- [Task objective]: Every record here should be printed again exactly.

- [Records provided]:
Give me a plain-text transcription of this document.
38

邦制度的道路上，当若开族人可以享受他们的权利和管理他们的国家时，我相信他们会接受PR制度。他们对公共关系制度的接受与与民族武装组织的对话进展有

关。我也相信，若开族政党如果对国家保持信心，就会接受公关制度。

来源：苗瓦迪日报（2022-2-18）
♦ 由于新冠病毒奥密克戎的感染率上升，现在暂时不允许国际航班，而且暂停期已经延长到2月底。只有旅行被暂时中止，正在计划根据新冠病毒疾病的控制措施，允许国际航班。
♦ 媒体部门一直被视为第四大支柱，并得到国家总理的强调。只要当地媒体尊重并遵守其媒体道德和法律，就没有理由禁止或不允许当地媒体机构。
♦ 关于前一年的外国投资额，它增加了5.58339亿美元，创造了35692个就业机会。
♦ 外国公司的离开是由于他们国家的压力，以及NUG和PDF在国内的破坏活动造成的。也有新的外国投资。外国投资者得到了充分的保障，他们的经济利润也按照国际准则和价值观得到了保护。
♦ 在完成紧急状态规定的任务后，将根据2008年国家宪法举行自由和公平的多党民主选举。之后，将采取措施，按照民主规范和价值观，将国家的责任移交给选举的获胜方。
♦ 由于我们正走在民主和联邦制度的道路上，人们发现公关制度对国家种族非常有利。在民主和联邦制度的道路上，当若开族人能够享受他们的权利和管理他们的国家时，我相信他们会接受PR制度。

- [Written answer]:
Give me a plain-text transcription of this document.
38

邦制度的道路上，当若开族人可以享受他们的权利和管理他们的国家时，我相信他们会接受PR制度。他们对公共关系制度的接受与与民族武装组织的对话进展有

关。我也相信，若开族政党如果对国家保持信心，就会接受公关制度。

来源：苗瓦迪日报（2022-2-18）
♦ 由于新冠病毒奥密克戎的感染率上升，现在暂时不允许国际航班，而且暂停期已经延长到2月底。只有旅行被暂时中止，正在计划根据新冠病毒疾病的控制措施，允许国际航班。
♦ 媒体部门一直被视为第四大支柱，并得到国家总理的强调。只要当地媒体尊重并遵守其媒体道德和法律，就没有理由禁止或不允许当地媒体机构。
♦ 关于前一年的外国投资额，它增加了5.58339亿美元，创造了35692个就业机会。
♦ 外国公司的离开是由于他们国家的压力，以及NUG和PDF在国内的破坏活动造成的。也有新的外国投资。外国投资者得到了充分的保障，他们的经济利润也按照国际准则和价值观得到了保护。
♦ 在完成紧急状态规定的任务后，将根据2008年国家宪法举行自由和公平的多党民主选举。之后，将采取措施，按照民主规范和价值观，将国家的责任移交给选举的获胜方。
♦ 由于我们正走在民主和联邦制度的道路上，人们发现公关制度对国家种族非常有利。在民主和联邦制度的道路上，当若开族人能够享受他们的权利和管理他们的国家时，我相信他们会接受PR制度。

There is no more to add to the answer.